(Data items)

::::::

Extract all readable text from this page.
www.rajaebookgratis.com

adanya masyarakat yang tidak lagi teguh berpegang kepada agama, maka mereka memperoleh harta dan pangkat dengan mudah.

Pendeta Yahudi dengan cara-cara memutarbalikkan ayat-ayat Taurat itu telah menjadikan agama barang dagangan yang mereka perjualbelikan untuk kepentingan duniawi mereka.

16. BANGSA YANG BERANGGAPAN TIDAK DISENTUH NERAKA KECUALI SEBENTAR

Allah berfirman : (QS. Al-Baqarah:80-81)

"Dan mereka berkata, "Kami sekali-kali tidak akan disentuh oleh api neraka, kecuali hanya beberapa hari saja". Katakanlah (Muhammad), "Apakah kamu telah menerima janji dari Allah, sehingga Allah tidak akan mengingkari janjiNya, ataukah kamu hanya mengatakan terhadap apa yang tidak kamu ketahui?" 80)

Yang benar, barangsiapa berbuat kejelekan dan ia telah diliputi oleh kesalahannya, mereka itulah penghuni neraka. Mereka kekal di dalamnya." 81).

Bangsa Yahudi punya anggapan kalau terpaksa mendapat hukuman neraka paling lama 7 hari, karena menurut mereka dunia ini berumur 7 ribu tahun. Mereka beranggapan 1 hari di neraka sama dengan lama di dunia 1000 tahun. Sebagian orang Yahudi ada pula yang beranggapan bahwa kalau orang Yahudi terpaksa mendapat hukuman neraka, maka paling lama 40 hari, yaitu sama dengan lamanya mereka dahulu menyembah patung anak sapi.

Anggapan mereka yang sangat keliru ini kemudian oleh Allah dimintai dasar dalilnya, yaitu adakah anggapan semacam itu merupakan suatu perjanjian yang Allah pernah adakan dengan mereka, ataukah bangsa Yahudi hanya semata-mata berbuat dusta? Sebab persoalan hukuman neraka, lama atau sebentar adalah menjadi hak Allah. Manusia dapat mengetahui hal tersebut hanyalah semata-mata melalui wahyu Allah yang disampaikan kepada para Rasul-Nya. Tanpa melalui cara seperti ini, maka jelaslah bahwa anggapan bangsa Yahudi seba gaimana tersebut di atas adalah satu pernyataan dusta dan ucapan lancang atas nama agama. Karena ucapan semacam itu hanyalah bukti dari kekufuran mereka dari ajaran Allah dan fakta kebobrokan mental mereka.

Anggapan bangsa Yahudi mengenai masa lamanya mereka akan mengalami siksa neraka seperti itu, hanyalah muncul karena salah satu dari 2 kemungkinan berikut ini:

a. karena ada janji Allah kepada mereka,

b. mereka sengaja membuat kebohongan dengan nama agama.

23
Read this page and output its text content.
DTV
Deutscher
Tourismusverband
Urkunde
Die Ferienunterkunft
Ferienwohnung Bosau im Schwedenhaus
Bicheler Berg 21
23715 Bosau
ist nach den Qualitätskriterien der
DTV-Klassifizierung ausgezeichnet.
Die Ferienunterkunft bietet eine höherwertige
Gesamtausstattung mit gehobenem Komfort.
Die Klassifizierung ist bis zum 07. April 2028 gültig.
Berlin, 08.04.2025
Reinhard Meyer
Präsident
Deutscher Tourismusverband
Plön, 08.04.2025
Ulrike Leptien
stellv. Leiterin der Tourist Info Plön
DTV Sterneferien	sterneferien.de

::::::

PROMPT:
Reproduce only the lines between the line containing "Read this page and output its text content." and the last line of the records, those two lines included, exactly.

OUTPUT OF THE EXERCISE:
Read this page and output its text content.
DTV
Deutscher
Tourismusverband
Urkunde
Die Ferienunterkunft
Ferienwohnung Bosau im Schwedenhaus
Bicheler Berg 21
23715 Bosau
ist nach den Qualitätskriterien der
DTV-Klassifizierung ausgezeichnet.
Die Ferienunterkunft bietet eine höherwertige
Gesamtausstattung mit gehobenem Komfort.
Die Klassifizierung ist bis zum 07. April 2028 gültig.
Berlin, 08.04.2025
Reinhard Meyer
Präsident
Deutscher Tourismusverband
Plön, 08.04.2025
Ulrike Leptien
stellv. Leiterin der Tourist Info Plön
DTV Sterneferien	sterneferien.de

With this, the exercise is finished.